WHAT TO DO: Write down each entry again, exactly as it reads.
--- RECORDS FOR THIS TASK ---
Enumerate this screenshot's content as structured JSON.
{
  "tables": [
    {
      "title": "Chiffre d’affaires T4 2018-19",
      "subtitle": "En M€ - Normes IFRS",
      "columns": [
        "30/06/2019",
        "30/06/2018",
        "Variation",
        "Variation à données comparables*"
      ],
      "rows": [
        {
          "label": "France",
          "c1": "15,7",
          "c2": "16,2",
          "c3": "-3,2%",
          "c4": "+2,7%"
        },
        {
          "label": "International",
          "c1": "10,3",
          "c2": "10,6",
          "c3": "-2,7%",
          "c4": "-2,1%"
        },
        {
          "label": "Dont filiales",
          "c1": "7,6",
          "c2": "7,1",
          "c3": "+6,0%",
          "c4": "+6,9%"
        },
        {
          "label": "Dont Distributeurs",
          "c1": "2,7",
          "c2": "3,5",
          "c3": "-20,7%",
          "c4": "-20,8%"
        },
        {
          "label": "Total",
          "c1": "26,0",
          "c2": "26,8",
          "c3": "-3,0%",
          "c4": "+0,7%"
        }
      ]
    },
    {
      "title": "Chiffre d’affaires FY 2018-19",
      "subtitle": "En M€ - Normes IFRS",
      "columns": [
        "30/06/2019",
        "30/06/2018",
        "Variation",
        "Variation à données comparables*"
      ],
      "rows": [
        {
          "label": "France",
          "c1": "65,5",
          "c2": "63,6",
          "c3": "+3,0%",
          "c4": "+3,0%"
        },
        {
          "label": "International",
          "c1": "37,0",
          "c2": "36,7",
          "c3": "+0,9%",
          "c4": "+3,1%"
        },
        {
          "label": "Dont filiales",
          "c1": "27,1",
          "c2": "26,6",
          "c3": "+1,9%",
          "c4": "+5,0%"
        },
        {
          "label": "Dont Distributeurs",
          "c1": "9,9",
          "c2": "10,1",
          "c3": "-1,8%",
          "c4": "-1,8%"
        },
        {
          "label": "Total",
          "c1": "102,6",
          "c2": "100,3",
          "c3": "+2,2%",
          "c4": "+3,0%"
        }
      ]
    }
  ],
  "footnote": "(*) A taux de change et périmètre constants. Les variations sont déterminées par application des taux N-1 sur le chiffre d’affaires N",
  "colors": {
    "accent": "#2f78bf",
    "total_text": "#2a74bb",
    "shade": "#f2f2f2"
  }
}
---
ANSWER FOR THE TASK:
Enumerate this screenshot's content as structured JSON.
{
  "tables": [
    {
      "title": "Chiffre d’affaires T4 2018-19",
      "subtitle": "En M€ - Normes IFRS",
      "columns": [
        "30/06/2019",
        "30/06/2018",
        "Variation",
        "Variation à données comparables*"
      ],
      "rows": [
        {
          "label": "France",
          "c1": "15,7",
          "c2": "16,2",
          "c3": "-3,2%",
          "c4": "+2,7%"
        },
        {
          "label": "International",
          "c1": "10,3",
          "c2": "10,6",
          "c3": "-2,7%",
          "c4": "-2,1%"
        },
        {
          "label": "Dont filiales",
          "c1": "7,6",
          "c2": "7,1",
          "c3": "+6,0%",
          "c4": "+6,9%"
        },
        {
          "label": "Dont Distributeurs",
          "c1": "2,7",
          "c2": "3,5",
          "c3": "-20,7%",
          "c4": "-20,8%"
        },
        {
          "label": "Total",
          "c1": "26,0",
          "c2": "26,8",
          "c3": "-3,0%",
          "c4": "+0,7%"
        }
      ]
    },
    {
      "title": "Chiffre d’affaires FY 2018-19",
      "subtitle": "En M€ - Normes IFRS",
      "columns": [
        "30/06/2019",
        "30/06/2018",
        "Variation",
        "Variation à données comparables*"
      ],
      "rows": [
        {
          "label": "France",
          "c1": "65,5",
          "c2": "63,6",
          "c3": "+3,0%",
          "c4": "+3,0%"
        },
        {
          "label": "International",
          "c1": "37,0",
          "c2": "36,7",
          "c3": "+0,9%",
          "c4": "+3,1%"
        },
        {
          "label": "Dont filiales",
          "c1": "27,1",
          "c2": "26,6",
          "c3": "+1,9%",
          "c4": "+5,0%"
        },
        {
          "label": "Dont Distributeurs",
          "c1": "9,9",
          "c2": "10,1",
          "c3": "-1,8%",
          "c4": "-1,8%"
        },
        {
          "label": "Total",
          "c1": "102,6",
          "c2": "100,3",
          "c3": "+2,2%",
          "c4": "+3,0%"
        }
      ]
    }
  ],
  "footnote": "(*) A taux de change et périmètre constants. Les variations sont déterminées par application des taux N-1 sur le chiffre d’affaires N",
  "colors": {
    "accent": "#2f78bf",
    "total_text": "#2a74bb",
    "shade": "#f2f2f2"
  }
}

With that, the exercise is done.